**Enunciado del ejercicio**
Extrae sin cambios el fragmento de la crónica sobre el Palacio de Llames de Parres que empieza en "Tenía Juan Antonio" y termina en "ella se relacionaban.".

**Fuente**
+---+
POR FRANCISCO JOSÉ ROZADA MARTÍNEZ, CRONISTA OFICIAL DE PARRES-ARRIONDAS (ASTURIAS)
Estamos en el Palacio de Llames de Parres, es una tarde de noviembre del año 1757 y el rico propietario del palacio -Juan Antonio López Pandiello- contempla el bello paisaje de la Sierra del Sueve junto a su joven esposa, Juana Jacinta de Jovellanos y Ramírez de Jove. El año anterior se había celebrado su matrimonio con toda la pompa y solemnidad propia de aquellos lejanos años.
Tenía Juan Antonio casi sesenta años -viudo de un anterior matrimonio- mientras Juana apenas tenía veintitrés.
Dicen los documentos conservados de la época que a Juana la había favorecido el cielo con una muy agradable figura y que, además, le había dado grande ingenio y capacidad pero -sobre todo- una gracia y ´chiste´ en el trato tan singular que atraía a sí el cariño de cuantos con ella se relacionaban.
+---+
**Líneas proporcionadas**
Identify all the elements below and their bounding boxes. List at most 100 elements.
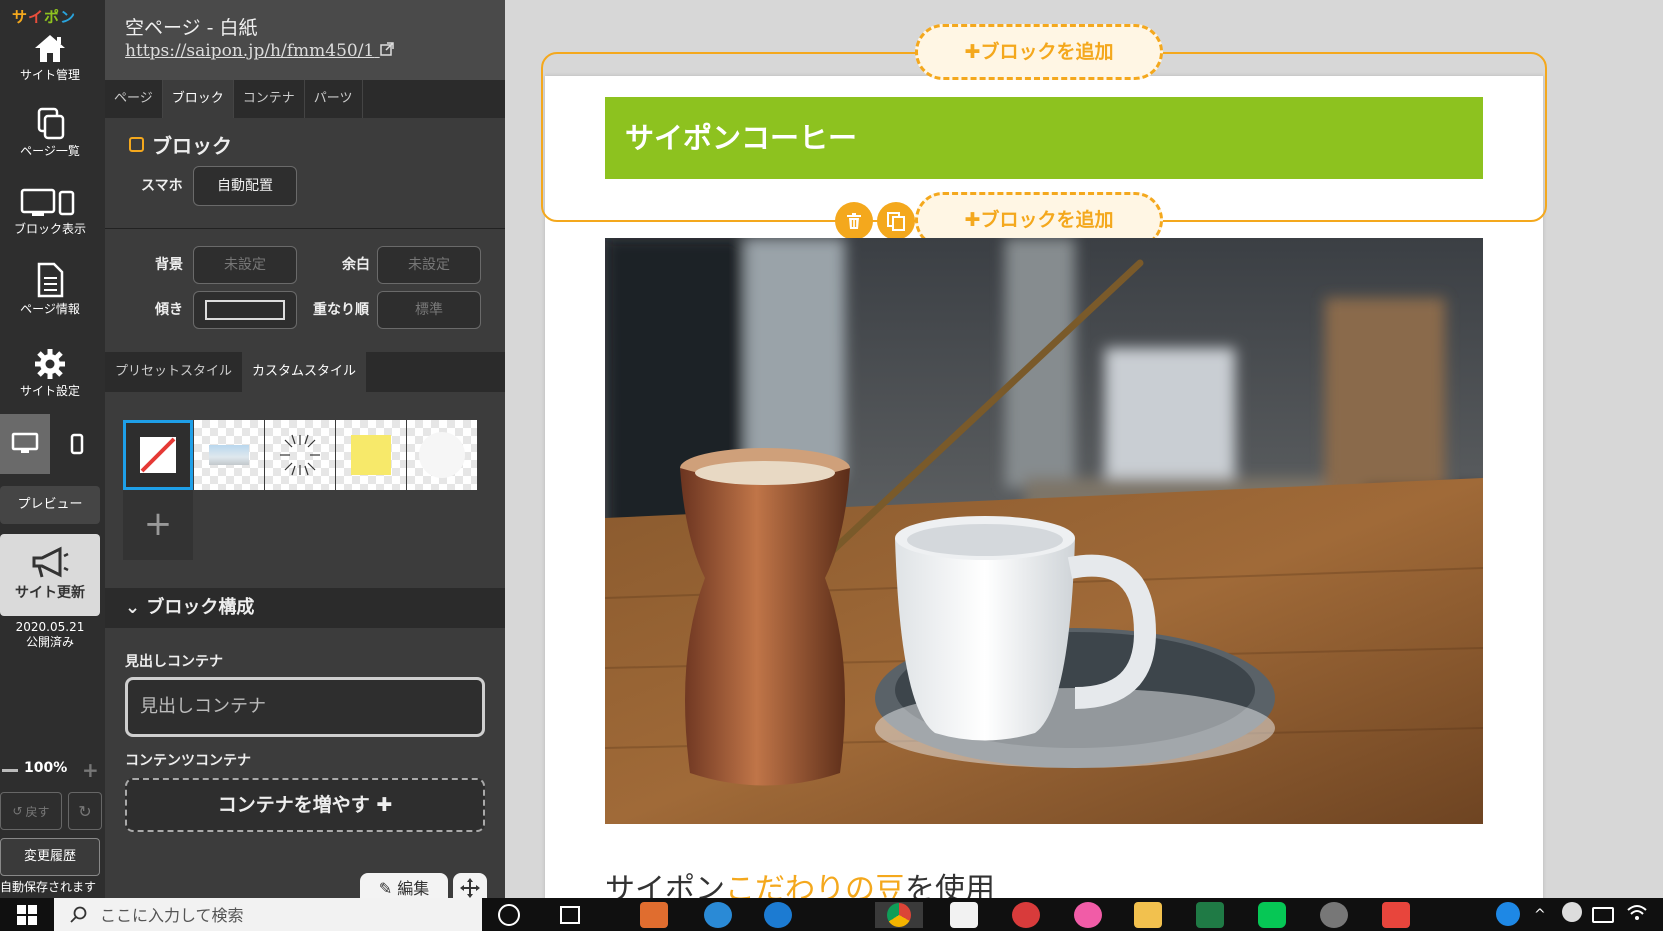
- internet-explorer-icon[interactable]: [704, 902, 732, 928]
- style-tabs: プリセットスタイル カスタムスタイル: [105, 352, 505, 392]
- history-button[interactable]: 変更履歴: [0, 838, 100, 876]
- delete-block-button[interactable]: [835, 202, 873, 240]
- wifi-signal: [1627, 905, 1647, 920]
- caption-text[interactable]: サイポンこだわりの豆を使用: [605, 864, 995, 898]
- cortana-icon[interactable]: [498, 904, 520, 926]
- tab-page[interactable]: ページ: [105, 80, 163, 118]
- tilt-button[interactable]: [193, 291, 297, 329]
- chevron-down-icon: ⌄: [125, 597, 141, 618]
- rail-block-view[interactable]: ブロック表示: [0, 188, 100, 237]
- wifi-icon[interactable]: [1626, 902, 1648, 922]
- divider: [105, 228, 505, 229]
- zoom-in-button[interactable]: +: [82, 760, 99, 780]
- undo-icon: ↺: [12, 804, 23, 818]
- home-icon: [35, 35, 65, 62]
- coffee-image: [605, 238, 1483, 824]
- tab-container[interactable]: コンテナ: [234, 80, 305, 118]
- settings-panel: 空ページ - 白紙 https://saipon.jp/h/fmm450/1 ペ…: [105, 0, 505, 898]
- background-button[interactable]: 未設定: [193, 246, 297, 284]
- search-icon: [70, 906, 87, 923]
- yellow-thumb: [351, 435, 391, 475]
- task-view-icon[interactable]: [560, 906, 580, 924]
- tab-block[interactable]: ブロック: [162, 80, 234, 118]
- publish-date: 2020.05.21: [15, 620, 85, 634]
- itunes-icon[interactable]: [1074, 902, 1102, 928]
- app-logo[interactable]: サイポン: [12, 6, 76, 27]
- style-swatch-burst[interactable]: [265, 420, 335, 490]
- store-icon[interactable]: [950, 902, 978, 928]
- white-thumb: [419, 432, 465, 478]
- rail-site-settings[interactable]: サイト設定: [0, 348, 100, 399]
- style-swatch-landscape[interactable]: [194, 420, 264, 490]
- heading-container[interactable]: サイポンコーヒー: [605, 97, 1483, 179]
- smartphone-layout-button[interactable]: 自動配置: [193, 166, 297, 206]
- caption-highlight: こだわりの豆: [725, 872, 905, 898]
- content-container-label: コンテンツコンテナ: [125, 753, 251, 769]
- zoom-control: 100% +: [0, 758, 105, 782]
- no-style-icon: [140, 437, 176, 473]
- margin-button[interactable]: 未設定: [377, 246, 481, 284]
- block-composition-heading[interactable]: ⌄ ブロック構成: [105, 588, 505, 628]
- heading-container-label: 見出しコンテナ: [125, 654, 223, 670]
- windows-taskbar: ここに入力して検索 ^: [0, 898, 1663, 931]
- taskbar-search[interactable]: ここに入力して検索: [54, 898, 482, 931]
- excel-icon[interactable]: [1196, 902, 1224, 928]
- device-toggle: [0, 414, 100, 474]
- undo-button[interactable]: ↺ 戻す: [0, 792, 62, 830]
- style-swatch-yellow[interactable]: [336, 420, 406, 490]
- battery-icon[interactable]: [1592, 907, 1614, 923]
- help-icon[interactable]: [1496, 902, 1520, 926]
- style-swatch-none[interactable]: [123, 420, 193, 490]
- rail-site-management[interactable]: サイト管理: [0, 32, 100, 83]
- rail-page-info[interactable]: ページ情報: [0, 262, 100, 317]
- screenshot-icon[interactable]: [1382, 902, 1410, 928]
- tray-expand-icon[interactable]: ^: [1534, 902, 1550, 928]
- smartphone-label: スマホ: [141, 178, 183, 194]
- edit-tab[interactable]: ✎ 編集: [360, 873, 448, 898]
- photos-icon[interactable]: [1012, 902, 1040, 928]
- autosave-note: 自動保存されます: [0, 880, 97, 894]
- tab-parts[interactable]: パーツ: [305, 80, 363, 118]
- rail-page-list[interactable]: ページ一覧: [0, 106, 100, 159]
- zoom-out-button[interactable]: [2, 769, 18, 772]
- duplicate-block-button[interactable]: [877, 202, 915, 240]
- desktop-view-button[interactable]: [0, 414, 50, 474]
- publish-status: 2020.05.21 公開済み: [0, 620, 100, 650]
- file-explorer-icon[interactable]: [1134, 902, 1162, 928]
- pages-icon: [37, 107, 65, 140]
- coffee-photo[interactable]: [605, 238, 1483, 824]
- panel-tabs: ページ ブロック コンテナ パーツ: [105, 80, 505, 118]
- add-container-button[interactable]: コンテナを増やす ✚: [125, 778, 485, 832]
- windows-icon: [17, 904, 37, 925]
- background-label: 背景: [155, 257, 183, 273]
- tab-custom-style[interactable]: カスタムスタイル: [242, 352, 367, 392]
- move-icon: [460, 878, 480, 898]
- style-swatch-white[interactable]: [407, 420, 477, 490]
- megaphone-icon: [32, 546, 69, 578]
- move-handle[interactable]: [453, 873, 487, 898]
- line-icon[interactable]: [1258, 902, 1286, 928]
- smartphone-icon: [70, 433, 84, 455]
- edge-icon[interactable]: [764, 902, 792, 928]
- tray-app-icon[interactable]: [1562, 902, 1582, 922]
- preview-button[interactable]: プレビュー: [0, 486, 100, 524]
- tab-preset-style[interactable]: プリセットスタイル: [105, 352, 242, 392]
- mobile-view-button[interactable]: [54, 414, 100, 474]
- pencil-icon: ✎: [378, 879, 393, 898]
- add-style-button[interactable]: +: [123, 490, 193, 560]
- media-player-icon[interactable]: [640, 902, 668, 928]
- tilt-preview: [205, 300, 285, 320]
- redo-button[interactable]: ↻: [68, 792, 102, 830]
- start-button[interactable]: [10, 898, 44, 931]
- margin-label: 余白: [342, 257, 370, 273]
- plus-icon: ✚: [964, 41, 981, 63]
- publish-button[interactable]: サイト更新: [0, 534, 100, 616]
- media-icon[interactable]: [1320, 902, 1348, 928]
- devices-icon: [20, 188, 75, 216]
- add-block-top-button[interactable]: ✚ブロックを追加: [915, 24, 1163, 80]
- redo-icon: ↻: [78, 801, 92, 821]
- z-order-button[interactable]: 標準: [377, 291, 481, 329]
- heading-container-field[interactable]: 見出しコンテナ: [125, 677, 485, 737]
- chrome-icon[interactable]: [875, 902, 923, 928]
- page-url-link[interactable]: https://saipon.jp/h/fmm450/1: [125, 41, 394, 61]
+---+
**Respuesta**
Tenía Juan Antonio casi sesenta años -viudo de un anterior matrimonio- mientras Juana apenas tenía veintitrés.
Dicen los documentos conservados de la época que a Juana la había favorecido el cielo con una muy agradable figura y que, además, le había dado grande ingenio y capacidad pero -sobre todo- una gracia y ´chiste´ en el trato tan singular que atraía a sí el cariño de cuantos con ella se relacionaban.